For each line below that contains the string "ನಗರದ", copy that line.

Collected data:

## start

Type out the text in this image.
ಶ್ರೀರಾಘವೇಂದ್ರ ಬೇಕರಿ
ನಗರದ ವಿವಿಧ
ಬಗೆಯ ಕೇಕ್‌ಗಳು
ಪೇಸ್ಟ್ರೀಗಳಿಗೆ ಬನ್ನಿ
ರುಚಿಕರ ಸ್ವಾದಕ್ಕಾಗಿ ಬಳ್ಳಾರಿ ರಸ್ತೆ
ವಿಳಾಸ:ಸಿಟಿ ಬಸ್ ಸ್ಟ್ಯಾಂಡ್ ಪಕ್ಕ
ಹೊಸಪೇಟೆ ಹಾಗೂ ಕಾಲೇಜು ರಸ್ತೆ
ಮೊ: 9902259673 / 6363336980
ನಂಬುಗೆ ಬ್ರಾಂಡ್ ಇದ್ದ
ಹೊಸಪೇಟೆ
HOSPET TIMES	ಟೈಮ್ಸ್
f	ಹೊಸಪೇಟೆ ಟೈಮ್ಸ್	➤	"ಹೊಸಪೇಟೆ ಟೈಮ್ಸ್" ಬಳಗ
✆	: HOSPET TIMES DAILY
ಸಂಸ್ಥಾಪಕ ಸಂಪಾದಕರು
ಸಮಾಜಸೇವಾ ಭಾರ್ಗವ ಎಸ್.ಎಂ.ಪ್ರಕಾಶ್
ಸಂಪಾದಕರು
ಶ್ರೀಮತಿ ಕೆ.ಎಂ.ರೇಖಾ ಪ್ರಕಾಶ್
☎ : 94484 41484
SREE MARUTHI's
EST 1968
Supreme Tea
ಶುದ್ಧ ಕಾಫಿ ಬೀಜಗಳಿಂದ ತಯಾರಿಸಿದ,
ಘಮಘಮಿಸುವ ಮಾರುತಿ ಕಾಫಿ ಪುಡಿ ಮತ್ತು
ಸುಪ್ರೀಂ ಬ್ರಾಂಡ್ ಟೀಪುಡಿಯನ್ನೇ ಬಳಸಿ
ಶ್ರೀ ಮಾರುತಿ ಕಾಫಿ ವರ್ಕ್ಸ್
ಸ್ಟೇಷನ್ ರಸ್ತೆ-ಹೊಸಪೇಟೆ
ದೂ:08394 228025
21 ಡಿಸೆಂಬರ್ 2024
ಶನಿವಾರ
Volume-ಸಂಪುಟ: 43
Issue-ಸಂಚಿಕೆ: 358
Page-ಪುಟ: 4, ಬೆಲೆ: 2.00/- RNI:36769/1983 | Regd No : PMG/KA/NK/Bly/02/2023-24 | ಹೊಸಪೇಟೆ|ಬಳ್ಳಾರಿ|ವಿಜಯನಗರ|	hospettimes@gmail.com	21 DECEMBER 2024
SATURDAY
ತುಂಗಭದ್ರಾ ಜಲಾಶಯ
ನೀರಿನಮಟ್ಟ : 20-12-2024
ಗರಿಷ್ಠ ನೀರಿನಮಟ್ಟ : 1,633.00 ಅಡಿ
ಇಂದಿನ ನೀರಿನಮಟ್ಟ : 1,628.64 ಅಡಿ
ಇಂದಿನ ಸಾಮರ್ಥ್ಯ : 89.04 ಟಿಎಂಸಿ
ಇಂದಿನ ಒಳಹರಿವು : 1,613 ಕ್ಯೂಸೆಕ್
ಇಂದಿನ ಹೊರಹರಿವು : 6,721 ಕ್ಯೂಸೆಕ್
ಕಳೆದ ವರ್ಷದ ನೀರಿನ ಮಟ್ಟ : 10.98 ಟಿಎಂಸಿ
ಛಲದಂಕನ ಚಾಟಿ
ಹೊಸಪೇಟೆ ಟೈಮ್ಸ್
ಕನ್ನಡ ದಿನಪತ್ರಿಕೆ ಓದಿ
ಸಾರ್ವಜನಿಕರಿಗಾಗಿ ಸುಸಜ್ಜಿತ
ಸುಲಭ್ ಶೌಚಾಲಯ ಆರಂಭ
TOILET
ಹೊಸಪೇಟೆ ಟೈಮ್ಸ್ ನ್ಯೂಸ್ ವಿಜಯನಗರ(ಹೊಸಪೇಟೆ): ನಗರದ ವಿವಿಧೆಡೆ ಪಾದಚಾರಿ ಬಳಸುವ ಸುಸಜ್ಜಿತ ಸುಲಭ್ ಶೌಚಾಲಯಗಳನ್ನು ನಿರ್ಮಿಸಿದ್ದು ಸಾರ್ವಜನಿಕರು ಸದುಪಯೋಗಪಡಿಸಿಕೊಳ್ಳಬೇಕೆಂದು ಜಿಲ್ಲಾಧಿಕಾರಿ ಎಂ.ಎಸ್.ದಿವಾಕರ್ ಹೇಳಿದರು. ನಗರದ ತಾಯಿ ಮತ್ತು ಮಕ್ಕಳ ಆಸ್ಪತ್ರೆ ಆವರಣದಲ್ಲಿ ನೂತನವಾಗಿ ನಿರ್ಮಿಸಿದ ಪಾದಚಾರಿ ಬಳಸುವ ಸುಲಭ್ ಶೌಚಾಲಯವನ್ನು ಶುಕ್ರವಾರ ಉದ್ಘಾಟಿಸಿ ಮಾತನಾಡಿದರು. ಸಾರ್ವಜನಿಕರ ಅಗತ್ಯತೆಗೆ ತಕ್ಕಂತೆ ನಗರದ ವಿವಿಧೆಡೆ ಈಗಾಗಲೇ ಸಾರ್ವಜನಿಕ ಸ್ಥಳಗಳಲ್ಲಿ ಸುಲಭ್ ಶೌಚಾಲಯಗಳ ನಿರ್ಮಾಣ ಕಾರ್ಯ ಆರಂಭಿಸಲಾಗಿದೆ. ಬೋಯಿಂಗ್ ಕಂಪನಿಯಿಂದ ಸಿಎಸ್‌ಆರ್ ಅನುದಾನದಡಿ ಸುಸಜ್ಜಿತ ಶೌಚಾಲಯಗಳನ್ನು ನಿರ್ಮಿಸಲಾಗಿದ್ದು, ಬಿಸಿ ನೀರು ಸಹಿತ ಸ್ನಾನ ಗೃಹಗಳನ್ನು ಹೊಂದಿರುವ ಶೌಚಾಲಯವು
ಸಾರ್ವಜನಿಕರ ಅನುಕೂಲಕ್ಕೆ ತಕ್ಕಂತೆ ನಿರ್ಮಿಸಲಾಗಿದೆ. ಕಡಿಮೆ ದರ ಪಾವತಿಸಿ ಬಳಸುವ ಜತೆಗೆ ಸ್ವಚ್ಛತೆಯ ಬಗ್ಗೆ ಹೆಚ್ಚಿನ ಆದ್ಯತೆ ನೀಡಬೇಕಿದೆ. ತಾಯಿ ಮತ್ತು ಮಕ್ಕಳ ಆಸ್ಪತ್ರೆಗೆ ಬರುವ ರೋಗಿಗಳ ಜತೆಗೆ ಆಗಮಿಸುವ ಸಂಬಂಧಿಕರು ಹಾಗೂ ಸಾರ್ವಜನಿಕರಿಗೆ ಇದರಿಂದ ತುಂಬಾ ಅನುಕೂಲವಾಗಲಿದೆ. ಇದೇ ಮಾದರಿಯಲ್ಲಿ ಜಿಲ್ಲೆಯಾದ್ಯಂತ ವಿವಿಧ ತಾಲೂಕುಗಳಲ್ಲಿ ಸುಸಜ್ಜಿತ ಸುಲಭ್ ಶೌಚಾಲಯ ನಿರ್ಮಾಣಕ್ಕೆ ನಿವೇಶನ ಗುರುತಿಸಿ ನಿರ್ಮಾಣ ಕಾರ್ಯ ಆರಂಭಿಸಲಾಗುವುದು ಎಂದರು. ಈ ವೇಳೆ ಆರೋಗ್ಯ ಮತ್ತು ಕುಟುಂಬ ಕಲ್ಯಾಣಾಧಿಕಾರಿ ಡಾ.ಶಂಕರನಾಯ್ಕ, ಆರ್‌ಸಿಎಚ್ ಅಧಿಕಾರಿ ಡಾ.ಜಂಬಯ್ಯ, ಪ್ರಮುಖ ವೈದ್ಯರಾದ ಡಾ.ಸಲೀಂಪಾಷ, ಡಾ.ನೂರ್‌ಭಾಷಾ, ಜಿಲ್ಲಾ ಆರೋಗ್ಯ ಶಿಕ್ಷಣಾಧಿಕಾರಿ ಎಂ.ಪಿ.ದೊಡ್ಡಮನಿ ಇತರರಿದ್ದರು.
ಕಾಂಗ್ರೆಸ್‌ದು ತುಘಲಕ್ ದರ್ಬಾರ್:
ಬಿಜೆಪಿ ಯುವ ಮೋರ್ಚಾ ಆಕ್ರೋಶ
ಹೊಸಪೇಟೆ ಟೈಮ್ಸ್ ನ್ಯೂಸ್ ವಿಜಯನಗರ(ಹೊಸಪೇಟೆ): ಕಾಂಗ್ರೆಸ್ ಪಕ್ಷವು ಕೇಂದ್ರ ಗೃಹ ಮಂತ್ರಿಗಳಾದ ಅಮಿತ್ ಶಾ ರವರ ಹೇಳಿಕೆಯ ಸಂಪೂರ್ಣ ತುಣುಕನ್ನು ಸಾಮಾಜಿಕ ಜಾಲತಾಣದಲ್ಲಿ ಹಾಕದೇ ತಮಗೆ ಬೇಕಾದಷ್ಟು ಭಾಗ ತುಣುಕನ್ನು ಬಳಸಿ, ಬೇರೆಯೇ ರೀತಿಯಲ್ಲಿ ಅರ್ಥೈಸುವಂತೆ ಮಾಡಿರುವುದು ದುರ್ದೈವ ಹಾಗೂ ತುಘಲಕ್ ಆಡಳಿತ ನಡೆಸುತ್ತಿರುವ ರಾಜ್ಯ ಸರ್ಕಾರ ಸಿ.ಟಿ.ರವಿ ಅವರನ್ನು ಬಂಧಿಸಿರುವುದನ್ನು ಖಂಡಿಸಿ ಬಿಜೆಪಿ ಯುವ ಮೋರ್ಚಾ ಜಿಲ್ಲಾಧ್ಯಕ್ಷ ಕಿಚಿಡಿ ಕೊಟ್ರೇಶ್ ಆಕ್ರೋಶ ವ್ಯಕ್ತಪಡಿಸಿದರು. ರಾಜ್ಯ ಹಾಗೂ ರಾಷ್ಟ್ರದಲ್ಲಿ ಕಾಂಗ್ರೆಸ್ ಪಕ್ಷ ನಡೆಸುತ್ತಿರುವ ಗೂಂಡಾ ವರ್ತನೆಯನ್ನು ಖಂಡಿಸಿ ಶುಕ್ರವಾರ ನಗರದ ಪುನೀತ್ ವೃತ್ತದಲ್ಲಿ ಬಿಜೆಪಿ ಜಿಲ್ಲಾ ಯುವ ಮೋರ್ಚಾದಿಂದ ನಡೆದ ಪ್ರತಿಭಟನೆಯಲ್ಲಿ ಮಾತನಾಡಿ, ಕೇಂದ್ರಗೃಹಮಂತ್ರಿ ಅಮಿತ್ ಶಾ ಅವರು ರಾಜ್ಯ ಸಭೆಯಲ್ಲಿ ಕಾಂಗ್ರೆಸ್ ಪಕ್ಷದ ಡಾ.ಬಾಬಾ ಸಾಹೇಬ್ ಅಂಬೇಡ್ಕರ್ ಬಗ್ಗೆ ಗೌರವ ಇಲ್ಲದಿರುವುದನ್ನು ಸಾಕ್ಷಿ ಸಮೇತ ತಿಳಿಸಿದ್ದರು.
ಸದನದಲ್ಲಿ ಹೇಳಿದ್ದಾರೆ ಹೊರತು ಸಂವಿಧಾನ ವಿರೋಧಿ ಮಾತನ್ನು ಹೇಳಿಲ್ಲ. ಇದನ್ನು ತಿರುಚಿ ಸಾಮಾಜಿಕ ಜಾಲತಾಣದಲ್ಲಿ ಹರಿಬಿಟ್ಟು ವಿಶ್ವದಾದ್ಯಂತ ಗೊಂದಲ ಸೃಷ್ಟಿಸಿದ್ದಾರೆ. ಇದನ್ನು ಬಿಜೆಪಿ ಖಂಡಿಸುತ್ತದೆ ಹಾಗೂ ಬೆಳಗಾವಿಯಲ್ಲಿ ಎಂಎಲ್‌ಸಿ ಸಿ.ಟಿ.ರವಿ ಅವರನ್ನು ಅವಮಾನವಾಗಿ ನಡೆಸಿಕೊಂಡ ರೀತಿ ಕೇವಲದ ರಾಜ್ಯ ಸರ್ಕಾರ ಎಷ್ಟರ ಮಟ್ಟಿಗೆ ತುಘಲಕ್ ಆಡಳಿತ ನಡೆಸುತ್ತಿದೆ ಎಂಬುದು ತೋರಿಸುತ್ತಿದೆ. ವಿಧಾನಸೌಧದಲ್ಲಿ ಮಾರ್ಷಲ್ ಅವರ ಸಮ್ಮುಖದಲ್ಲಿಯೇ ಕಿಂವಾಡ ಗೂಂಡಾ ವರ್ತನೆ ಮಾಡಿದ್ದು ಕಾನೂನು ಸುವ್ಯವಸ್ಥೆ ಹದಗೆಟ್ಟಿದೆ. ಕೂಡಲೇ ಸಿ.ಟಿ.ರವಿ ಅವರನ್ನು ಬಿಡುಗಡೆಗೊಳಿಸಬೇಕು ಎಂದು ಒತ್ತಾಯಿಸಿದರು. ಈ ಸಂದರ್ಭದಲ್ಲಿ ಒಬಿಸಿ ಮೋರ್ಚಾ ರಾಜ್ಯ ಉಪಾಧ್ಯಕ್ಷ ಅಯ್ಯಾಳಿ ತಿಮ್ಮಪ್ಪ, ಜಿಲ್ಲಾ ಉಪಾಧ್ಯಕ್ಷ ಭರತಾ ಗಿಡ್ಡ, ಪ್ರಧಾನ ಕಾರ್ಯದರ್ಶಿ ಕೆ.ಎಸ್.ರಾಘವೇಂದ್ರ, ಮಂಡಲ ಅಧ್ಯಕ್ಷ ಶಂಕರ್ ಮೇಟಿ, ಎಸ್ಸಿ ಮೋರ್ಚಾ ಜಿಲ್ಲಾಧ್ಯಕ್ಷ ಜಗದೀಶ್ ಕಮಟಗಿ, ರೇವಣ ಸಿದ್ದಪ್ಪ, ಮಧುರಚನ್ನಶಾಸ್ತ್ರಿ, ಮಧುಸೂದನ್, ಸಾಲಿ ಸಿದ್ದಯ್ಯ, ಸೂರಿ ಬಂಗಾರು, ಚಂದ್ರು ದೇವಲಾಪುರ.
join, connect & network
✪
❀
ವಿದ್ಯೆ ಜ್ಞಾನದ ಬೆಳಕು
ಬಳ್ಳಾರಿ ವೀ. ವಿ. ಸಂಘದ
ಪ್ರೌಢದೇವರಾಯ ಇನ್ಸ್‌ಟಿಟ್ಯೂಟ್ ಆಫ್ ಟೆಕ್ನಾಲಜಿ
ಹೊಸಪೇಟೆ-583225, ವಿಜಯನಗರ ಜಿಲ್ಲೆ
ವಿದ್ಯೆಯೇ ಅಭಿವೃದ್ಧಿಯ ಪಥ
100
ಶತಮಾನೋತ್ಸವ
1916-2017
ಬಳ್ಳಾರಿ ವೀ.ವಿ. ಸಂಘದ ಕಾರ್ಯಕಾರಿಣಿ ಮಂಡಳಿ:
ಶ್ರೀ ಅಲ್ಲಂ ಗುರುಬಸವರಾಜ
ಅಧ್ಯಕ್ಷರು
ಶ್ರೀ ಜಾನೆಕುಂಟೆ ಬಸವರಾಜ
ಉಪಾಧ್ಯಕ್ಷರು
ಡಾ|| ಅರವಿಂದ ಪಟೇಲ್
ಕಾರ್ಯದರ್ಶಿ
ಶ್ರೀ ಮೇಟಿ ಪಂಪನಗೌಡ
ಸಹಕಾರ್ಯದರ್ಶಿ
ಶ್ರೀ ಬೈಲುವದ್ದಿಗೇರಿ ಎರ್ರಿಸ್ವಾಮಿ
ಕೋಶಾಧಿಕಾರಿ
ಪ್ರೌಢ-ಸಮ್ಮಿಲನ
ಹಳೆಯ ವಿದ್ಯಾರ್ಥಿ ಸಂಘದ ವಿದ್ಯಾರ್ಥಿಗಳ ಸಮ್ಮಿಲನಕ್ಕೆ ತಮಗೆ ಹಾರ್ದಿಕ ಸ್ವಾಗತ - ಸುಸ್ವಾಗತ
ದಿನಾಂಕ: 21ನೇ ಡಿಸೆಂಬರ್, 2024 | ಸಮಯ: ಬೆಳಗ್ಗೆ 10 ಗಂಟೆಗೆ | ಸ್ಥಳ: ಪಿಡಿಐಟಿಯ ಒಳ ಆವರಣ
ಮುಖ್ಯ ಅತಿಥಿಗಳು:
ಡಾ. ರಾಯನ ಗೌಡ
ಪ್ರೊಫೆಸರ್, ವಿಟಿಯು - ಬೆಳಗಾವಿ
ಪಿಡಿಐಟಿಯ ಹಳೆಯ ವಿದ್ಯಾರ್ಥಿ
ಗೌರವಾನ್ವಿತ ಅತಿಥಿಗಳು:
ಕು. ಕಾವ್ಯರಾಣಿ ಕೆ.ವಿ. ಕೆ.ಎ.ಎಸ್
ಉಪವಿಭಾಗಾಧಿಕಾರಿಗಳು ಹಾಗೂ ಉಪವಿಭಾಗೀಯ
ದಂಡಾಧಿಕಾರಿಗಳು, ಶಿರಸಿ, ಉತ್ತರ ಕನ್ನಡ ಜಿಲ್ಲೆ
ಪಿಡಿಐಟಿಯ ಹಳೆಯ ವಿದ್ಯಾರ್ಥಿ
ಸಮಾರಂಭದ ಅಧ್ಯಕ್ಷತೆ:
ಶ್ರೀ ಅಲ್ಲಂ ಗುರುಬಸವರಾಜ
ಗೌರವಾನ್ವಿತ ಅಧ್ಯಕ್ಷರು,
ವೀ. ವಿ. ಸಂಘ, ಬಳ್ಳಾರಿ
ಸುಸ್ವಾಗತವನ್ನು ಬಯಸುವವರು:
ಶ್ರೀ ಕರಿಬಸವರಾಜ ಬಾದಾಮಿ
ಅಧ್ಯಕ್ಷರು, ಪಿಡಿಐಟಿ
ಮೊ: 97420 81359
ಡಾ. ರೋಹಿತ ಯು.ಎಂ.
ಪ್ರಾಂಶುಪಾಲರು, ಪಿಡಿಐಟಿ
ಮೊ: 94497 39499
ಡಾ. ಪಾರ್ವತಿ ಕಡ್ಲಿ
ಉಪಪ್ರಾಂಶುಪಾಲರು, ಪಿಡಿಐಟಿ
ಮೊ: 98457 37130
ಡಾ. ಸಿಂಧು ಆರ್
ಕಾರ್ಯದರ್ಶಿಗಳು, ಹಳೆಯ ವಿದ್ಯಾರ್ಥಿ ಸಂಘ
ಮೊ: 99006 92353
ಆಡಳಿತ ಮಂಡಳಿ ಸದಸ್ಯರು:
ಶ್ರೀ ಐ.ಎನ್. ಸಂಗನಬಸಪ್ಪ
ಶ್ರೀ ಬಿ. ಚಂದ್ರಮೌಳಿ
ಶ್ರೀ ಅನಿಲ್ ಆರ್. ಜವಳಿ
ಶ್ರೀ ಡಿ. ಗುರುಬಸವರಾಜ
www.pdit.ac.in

## end

Written response |
ನಗರದ ವಿವಿಧ
ಹೊಸಪೇಟೆ ಟೈಮ್ಸ್ ನ್ಯೂಸ್ ವಿಜಯನಗರ(ಹೊಸಪೇಟೆ): ನಗರದ ವಿವಿಧೆಡೆ ಪಾದಚಾರಿ ಬಳಸುವ ಸುಸಜ್ಜಿತ ಸುಲಭ್ ಶೌಚಾಲಯಗಳನ್ನು ನಿರ್ಮಿಸಿದ್ದು ಸಾರ್ವಜನಿಕರು ಸದುಪಯೋಗಪಡಿಸಿಕೊಳ್ಳಬೇಕೆಂದು ಜಿಲ್ಲಾಧಿಕಾರಿ ಎಂ.ಎಸ್.ದಿವಾಕರ್ ಹೇಳಿದರು. ನಗರದ ತಾಯಿ ಮತ್ತು ಮಕ್ಕಳ ಆಸ್ಪತ್ರೆ ಆವರಣದಲ್ಲಿ ನೂತನವಾಗಿ ನಿರ್ಮಿಸಿದ ಪಾದಚಾರಿ ಬಳಸುವ ಸುಲಭ್ ಶೌಚಾಲಯವನ್ನು ಶುಕ್ರವಾರ ಉದ್ಘಾಟಿಸಿ ಮಾತನಾಡಿದರು. ಸಾರ್ವಜನಿಕರ ಅಗತ್ಯತೆಗೆ ತಕ್ಕಂತೆ ನಗರದ ವಿವಿಧೆಡೆ ಈಗಾಗಲೇ ಸಾರ್ವಜನಿಕ ಸ್ಥಳಗಳಲ್ಲಿ ಸುಲಭ್ ಶೌಚಾಲಯಗಳ ನಿರ್ಮಾಣ ಕಾರ್ಯ ಆರಂಭಿಸಲಾಗಿದೆ. ಬೋಯಿಂಗ್ ಕಂಪನಿಯಿಂದ ಸಿಎಸ್‌ಆರ್ ಅನುದಾನದಡಿ ಸುಸಜ್ಜಿತ ಶೌಚಾಲಯಗಳನ್ನು ನಿರ್ಮಿಸಲಾಗಿದ್ದು, ಬಿಸಿ ನೀರು ಸಹಿತ ಸ್ನಾನ ಗೃಹಗಳನ್ನು ಹೊಂದಿರುವ ಶೌಚಾಲಯವು
ಹೊಸಪೇಟೆ ಟೈಮ್ಸ್ ನ್ಯೂಸ್ ವಿಜಯನಗರ(ಹೊಸಪೇಟೆ): ಕಾಂಗ್ರೆಸ್ ಪಕ್ಷವು ಕೇಂದ್ರ ಗೃಹ ಮಂತ್ರಿಗಳಾದ ಅಮಿತ್ ಶಾ ರವರ ಹೇಳಿಕೆಯ ಸಂಪೂರ್ಣ ತುಣುಕನ್ನು ಸಾಮಾಜಿಕ ಜಾಲತಾಣದಲ್ಲಿ ಹಾಕದೇ ತಮಗೆ ಬೇಕಾದಷ್ಟು ಭಾಗ ತುಣುಕನ್ನು ಬಳಸಿ, ಬೇರೆಯೇ ರೀತಿಯಲ್ಲಿ ಅರ್ಥೈಸುವಂತೆ ಮಾಡಿರುವುದು ದುರ್ದೈವ ಹಾಗೂ ತುಘಲಕ್ ಆಡಳಿತ ನಡೆಸುತ್ತಿರುವ ರಾಜ್ಯ ಸರ್ಕಾರ ಸಿ.ಟಿ.ರವಿ ಅವರನ್ನು ಬಂಧಿಸಿರುವುದನ್ನು ಖಂಡಿಸಿ ಬಿಜೆಪಿ ಯುವ ಮೋರ್ಚಾ ಜಿಲ್ಲಾಧ್ಯಕ್ಷ ಕಿಚಿಡಿ ಕೊಟ್ರೇಶ್ ಆಕ್ರೋಶ ವ್ಯಕ್ತಪಡಿಸಿದರು. ರಾಜ್ಯ ಹಾಗೂ ರಾಷ್ಟ್ರದಲ್ಲಿ ಕಾಂಗ್ರೆಸ್ ಪಕ್ಷ ನಡೆಸುತ್ತಿರುವ ಗೂಂಡಾ ವರ್ತನೆಯನ್ನು ಖಂಡಿಸಿ ಶುಕ್ರವಾರ ನಗರದ ಪುನೀತ್ ವೃತ್ತದಲ್ಲಿ ಬಿಜೆಪಿ ಜಿಲ್ಲಾ ಯುವ ಮೋರ್ಚಾದಿಂದ ನಡೆದ ಪ್ರತಿಭಟನೆಯಲ್ಲಿ ಮಾತನಾಡಿ, ಕೇಂದ್ರಗೃಹಮಂತ್ರಿ ಅಮಿತ್ ಶಾ ಅವರು ರಾಜ್ಯ ಸಭೆಯಲ್ಲಿ ಕಾಂಗ್ರೆಸ್ ಪಕ್ಷದ ಡಾ.ಬಾಬಾ ಸಾಹೇಬ್ ಅಂಬೇಡ್ಕರ್ ಬಗ್ಗೆ ಗೌರವ ಇಲ್ಲದಿರುವುದನ್ನು ಸಾಕ್ಷಿ ಸಮೇತ ತಿಳಿಸಿದ್ದರು.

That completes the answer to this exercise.